───── MATERIALS PROVIDED ─────

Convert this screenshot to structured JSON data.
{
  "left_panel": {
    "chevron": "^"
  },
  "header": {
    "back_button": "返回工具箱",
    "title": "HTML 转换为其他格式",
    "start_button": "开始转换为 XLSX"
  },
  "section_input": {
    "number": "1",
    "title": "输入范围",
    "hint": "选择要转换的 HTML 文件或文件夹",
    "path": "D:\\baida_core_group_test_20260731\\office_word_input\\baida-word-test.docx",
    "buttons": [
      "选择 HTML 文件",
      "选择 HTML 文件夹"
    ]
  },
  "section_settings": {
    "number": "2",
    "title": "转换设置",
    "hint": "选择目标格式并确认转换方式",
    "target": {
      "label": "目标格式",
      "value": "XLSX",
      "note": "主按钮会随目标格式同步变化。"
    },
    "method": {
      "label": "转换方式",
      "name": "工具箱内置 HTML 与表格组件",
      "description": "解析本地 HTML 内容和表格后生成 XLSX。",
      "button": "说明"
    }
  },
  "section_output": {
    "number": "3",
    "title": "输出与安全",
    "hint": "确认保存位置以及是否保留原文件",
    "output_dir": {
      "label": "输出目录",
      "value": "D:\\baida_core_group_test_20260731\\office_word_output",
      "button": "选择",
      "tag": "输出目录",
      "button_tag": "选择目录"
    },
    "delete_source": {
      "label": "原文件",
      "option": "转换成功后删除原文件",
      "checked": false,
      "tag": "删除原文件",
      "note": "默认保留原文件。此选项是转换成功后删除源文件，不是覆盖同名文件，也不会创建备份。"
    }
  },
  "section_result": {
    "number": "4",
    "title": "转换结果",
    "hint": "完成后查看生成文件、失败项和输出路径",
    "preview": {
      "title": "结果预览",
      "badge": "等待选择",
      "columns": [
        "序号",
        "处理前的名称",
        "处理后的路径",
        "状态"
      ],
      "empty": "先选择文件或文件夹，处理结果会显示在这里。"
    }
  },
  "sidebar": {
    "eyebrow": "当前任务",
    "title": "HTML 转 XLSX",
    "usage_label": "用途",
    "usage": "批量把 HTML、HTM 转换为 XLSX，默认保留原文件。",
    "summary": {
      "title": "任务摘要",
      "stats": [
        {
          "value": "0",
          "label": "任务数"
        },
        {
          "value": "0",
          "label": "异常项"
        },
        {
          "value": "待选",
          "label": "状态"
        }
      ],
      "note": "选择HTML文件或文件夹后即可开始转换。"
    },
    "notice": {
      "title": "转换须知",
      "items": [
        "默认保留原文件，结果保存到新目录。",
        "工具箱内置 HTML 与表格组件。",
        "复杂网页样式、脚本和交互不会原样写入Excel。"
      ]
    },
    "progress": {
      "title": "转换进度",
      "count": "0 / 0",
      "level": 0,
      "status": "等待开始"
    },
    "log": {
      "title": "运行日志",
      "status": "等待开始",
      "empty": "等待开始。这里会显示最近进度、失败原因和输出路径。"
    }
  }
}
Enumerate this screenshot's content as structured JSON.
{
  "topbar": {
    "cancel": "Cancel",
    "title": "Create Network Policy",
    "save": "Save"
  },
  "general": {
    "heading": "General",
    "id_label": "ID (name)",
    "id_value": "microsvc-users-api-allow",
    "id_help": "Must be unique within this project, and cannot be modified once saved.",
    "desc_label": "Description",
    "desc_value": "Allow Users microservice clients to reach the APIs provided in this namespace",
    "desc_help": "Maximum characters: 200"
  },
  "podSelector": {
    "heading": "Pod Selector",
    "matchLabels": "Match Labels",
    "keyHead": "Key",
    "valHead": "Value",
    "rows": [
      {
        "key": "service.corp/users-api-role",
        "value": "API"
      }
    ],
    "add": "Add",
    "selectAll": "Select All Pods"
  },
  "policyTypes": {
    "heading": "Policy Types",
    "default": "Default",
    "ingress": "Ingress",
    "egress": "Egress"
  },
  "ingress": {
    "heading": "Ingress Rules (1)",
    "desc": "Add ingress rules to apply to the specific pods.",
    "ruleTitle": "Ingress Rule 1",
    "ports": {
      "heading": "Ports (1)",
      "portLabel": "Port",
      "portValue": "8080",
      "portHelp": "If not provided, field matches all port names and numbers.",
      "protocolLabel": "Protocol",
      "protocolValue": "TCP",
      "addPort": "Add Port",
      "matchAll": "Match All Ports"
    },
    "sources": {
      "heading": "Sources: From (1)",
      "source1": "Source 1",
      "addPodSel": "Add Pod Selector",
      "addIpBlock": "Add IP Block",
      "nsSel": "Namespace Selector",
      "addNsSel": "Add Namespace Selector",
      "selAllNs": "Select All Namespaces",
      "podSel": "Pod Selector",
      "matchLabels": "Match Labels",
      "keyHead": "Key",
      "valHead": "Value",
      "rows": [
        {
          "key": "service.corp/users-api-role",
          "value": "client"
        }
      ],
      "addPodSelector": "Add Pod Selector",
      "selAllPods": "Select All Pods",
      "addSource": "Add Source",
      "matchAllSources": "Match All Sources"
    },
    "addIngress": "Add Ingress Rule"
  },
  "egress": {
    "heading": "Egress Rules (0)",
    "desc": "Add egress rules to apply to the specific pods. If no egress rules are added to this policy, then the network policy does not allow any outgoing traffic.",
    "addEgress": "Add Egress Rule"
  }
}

─────

• _DIRECTIONS FOR THIS TASK_
Identify each line holding the string "Labels", and copy it out.

• _TASK OUTPUT_
    "matchLabels": "Match Labels",
      "matchLabels": "Match Labels",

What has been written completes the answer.